PERJUANGAN SEORANG GEMBALA


Siapa yang tidak terkejut? jika seorang mahasiswa sekolah tinggi teologi, seorang anak hamba Tuhan, seorang yang aktif dalam pelayanan gereja, tiba-tiba berpindah kepercayaan? Sebagai orang tua yang adalah hamba Tuhan, sebagai seorang ketua sekolah tinggi, tentunya kami semua terkejut. Bukan hanya terkejut tetapi sungguh tidak percaya dengan kenyataan ini. Namun demikianlah kenyataan yang ada. Surat bukti pindah agama sudah jelas diperlihatkan, foto-foto sudah terpampang di media sosial, pengakuan yang bersangkutan sudah disampaikan secara langsung dan terbuka, semuanya sudah pasti dan tidak ada bantahan dari pihak manapun.  Kami hanya bisa menerima kenyataan. Saya sendiri coba berpikir, apa penyebab semua ini? Mengapa seseorang bisa berubah seratus delapan puluh derajad tanpa tanda-tanda sama sekali. Dan pertanyaan ini sulit dijawab.

Pekan lalu saya pergi ke Manado dan salah satu agenda kegiatan saya adalah bertemu dengan mantan mahasiswi yang telah berpindah kepercayaan tersebut. Beberapa minggu sebelumnya, ayah mahasiswi ini telah menelepon saya memberitahukan perkembangan anaknya. Saya diminta untuk memberikan solusi, namun saya sungguh binggung harus memberi nasihat apa. Kami akhirnya berjanji untuk bertemu jika saya datang ke Manado. Pertemuan itu pun akhirnya terwujud. Saya bertandang ke rumahnya, disambut dengan ramah dan akhirnya ia menyampaikan kisahnya yang sungguh penuh dengan perjuangan iman.

### Data Latihan
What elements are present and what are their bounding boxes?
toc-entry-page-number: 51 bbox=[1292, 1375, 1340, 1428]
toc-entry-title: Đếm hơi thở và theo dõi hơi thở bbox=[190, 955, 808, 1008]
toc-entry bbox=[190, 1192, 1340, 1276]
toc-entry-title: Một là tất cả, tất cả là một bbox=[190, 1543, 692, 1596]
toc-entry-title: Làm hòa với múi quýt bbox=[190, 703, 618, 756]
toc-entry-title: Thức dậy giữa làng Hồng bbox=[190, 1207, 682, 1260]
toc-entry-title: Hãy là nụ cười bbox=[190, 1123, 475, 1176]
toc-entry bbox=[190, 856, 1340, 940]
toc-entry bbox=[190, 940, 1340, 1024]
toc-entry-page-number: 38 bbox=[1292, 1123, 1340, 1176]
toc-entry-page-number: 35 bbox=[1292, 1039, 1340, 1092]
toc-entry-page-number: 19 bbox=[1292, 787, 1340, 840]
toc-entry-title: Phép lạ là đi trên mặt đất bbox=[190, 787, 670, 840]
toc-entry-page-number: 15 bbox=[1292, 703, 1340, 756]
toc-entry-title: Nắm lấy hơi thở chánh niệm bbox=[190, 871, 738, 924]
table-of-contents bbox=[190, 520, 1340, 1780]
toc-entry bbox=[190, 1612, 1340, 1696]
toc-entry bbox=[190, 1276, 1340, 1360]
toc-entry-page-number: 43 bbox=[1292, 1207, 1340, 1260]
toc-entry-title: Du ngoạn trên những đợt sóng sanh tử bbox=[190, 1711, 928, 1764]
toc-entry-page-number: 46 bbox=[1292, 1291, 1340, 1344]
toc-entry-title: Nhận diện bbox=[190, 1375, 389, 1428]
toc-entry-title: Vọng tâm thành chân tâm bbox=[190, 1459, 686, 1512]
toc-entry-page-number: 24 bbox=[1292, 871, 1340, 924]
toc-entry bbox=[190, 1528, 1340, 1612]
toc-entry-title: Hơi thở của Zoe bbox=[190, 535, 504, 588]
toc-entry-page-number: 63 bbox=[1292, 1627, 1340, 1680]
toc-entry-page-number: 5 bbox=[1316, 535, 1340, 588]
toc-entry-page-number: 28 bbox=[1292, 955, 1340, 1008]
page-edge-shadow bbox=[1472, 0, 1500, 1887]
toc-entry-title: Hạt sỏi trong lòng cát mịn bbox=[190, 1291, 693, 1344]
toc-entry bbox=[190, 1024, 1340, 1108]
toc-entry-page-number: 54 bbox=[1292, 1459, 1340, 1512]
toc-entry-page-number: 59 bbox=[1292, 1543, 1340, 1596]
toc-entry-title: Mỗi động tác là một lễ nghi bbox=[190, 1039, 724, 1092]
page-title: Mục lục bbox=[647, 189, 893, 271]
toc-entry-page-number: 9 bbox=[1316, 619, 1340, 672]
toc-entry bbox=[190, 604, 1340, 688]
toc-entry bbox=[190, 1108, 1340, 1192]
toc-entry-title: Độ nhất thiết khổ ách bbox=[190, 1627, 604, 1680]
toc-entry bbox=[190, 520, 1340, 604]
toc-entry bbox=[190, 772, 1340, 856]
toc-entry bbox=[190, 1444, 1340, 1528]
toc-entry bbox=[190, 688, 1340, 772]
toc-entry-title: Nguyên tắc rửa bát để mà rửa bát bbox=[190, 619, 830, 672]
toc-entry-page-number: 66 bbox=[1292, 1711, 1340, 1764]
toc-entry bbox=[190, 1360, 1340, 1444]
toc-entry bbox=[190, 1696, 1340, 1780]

### Petunjuk
[1] Menurut kutipan dokumen, ke kota mana penulis pergi pekan lalu?
[2] Ganti "bbox" dengan "kotak" pada bagian entri yang dimulai dari baris pertama entri dan berakhir pada baris yang memuat "toc-entry-title: Nắm lấy", termasuk kedua baris itu, tanpa mengubah apa pun selain itu. Tuliskan bagian tersebut saja.
Kutipan dokumen dan entri-entri ini tidak saling berkaitan.

### Jawaban Latihan
[1] Ke Manado.

[2]
What elements are present and what are their bounding boxes?
toc-entry-page-number: 51 kotak=[1292, 1375, 1340, 1428]
toc-entry-title: Đếm hơi thở và theo dõi hơi thở kotak=[190, 955, 808, 1008]
toc-entry kotak=[190, 1192, 1340, 1276]
toc-entry-title: Một là tất cả, tất cả là một kotak=[190, 1543, 692, 1596]
toc-entry-title: Làm hòa với múi quýt kotak=[190, 703, 618, 756]
toc-entry-title: Thức dậy giữa làng Hồng kotak=[190, 1207, 682, 1260]
toc-entry-title: Hãy là nụ cười kotak=[190, 1123, 475, 1176]
toc-entry kotak=[190, 856, 1340, 940]
toc-entry kotak=[190, 940, 1340, 1024]
toc-entry-page-number: 38 kotak=[1292, 1123, 1340, 1176]
toc-entry-page-number: 35 kotak=[1292, 1039, 1340, 1092]
toc-entry-page-number: 19 kotak=[1292, 787, 1340, 840]
toc-entry-title: Phép lạ là đi trên mặt đất kotak=[190, 787, 670, 840]
toc-entry-page-number: 15 kotak=[1292, 703, 1340, 756]
toc-entry-title: Nắm lấy hơi thở chánh niệm kotak=[190, 871, 738, 924]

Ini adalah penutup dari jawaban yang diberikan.